[Start SUPPLIED RECORDS]

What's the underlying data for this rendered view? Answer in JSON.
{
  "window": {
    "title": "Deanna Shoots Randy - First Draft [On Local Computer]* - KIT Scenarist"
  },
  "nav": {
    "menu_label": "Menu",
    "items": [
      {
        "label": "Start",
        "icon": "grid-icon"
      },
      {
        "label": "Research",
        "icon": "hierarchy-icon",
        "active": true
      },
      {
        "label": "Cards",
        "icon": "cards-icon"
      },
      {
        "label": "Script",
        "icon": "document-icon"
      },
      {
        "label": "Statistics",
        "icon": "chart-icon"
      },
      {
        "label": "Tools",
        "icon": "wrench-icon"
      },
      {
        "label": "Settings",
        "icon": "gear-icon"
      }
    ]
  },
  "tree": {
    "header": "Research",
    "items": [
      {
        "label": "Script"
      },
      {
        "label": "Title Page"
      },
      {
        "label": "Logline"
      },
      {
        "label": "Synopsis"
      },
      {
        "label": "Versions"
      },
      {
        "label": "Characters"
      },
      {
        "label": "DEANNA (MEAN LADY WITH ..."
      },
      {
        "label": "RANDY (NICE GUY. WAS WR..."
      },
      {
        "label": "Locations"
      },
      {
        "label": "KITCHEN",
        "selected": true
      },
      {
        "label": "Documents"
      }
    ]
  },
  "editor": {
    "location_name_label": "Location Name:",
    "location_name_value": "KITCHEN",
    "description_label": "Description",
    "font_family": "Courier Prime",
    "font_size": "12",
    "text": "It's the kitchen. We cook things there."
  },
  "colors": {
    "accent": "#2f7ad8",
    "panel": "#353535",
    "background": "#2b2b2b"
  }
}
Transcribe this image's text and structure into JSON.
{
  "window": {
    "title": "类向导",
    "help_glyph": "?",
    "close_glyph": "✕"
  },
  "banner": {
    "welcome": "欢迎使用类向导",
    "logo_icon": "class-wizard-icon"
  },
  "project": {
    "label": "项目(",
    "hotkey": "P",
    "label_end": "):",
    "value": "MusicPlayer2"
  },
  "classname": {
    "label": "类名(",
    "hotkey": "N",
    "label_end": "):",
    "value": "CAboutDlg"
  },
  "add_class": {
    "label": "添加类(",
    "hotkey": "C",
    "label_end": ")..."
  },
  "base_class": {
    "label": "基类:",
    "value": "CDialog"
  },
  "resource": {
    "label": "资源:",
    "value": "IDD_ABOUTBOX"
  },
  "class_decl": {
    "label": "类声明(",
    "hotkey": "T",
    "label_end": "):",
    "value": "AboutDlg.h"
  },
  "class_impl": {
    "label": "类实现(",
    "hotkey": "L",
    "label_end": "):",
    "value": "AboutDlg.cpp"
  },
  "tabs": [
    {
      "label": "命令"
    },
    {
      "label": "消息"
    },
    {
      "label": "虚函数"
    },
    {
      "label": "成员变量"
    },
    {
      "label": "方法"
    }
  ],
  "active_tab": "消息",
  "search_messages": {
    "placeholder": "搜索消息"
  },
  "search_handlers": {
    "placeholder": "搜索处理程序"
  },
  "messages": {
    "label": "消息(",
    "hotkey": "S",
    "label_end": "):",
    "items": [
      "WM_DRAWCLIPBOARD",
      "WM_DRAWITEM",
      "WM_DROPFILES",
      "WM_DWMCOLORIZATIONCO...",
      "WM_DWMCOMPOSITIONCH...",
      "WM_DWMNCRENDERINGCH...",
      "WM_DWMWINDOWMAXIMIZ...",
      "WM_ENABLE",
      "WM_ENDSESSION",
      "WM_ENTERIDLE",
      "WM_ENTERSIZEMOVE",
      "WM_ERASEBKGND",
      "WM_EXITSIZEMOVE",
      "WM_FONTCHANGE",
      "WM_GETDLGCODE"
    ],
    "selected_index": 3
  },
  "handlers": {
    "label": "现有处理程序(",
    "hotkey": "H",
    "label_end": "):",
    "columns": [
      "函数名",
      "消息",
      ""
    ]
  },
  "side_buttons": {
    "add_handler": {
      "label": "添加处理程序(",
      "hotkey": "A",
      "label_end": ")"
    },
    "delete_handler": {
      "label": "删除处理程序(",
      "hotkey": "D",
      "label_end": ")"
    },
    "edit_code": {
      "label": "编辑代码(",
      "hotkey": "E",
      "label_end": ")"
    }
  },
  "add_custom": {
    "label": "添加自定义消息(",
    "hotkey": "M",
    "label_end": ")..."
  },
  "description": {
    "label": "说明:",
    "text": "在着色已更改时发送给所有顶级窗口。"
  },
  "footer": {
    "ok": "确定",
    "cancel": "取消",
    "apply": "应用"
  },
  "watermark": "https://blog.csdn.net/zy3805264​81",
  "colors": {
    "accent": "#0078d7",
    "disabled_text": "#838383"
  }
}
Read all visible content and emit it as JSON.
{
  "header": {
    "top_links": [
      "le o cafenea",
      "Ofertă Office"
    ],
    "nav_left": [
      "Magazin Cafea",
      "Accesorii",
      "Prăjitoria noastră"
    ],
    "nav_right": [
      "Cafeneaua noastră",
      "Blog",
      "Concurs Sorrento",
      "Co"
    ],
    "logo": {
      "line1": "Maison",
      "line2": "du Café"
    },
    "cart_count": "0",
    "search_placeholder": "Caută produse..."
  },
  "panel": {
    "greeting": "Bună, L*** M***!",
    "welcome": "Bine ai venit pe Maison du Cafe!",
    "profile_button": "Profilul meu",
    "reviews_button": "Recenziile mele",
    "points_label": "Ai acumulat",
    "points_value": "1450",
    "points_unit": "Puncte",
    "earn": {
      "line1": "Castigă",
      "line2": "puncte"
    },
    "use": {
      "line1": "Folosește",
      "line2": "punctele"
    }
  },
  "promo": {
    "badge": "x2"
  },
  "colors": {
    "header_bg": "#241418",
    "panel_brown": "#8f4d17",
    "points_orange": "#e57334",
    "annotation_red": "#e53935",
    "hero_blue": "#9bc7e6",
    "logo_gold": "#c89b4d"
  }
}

[End SUPPLIED RECORDS]

- _AIM OF THE EXERCISE_:
Go over the data above and copy every line that has the word "icon" in it.

- _OUTPUT OF THE EXERCISE_:
        "icon": "grid-icon"
        "icon": "hierarchy-icon",
        "icon": "cards-icon"
        "icon": "document-icon"
        "icon": "chart-icon"
        "icon": "wrench-icon"
        "icon": "gear-icon"
    "logo_icon": "class-wizard-icon"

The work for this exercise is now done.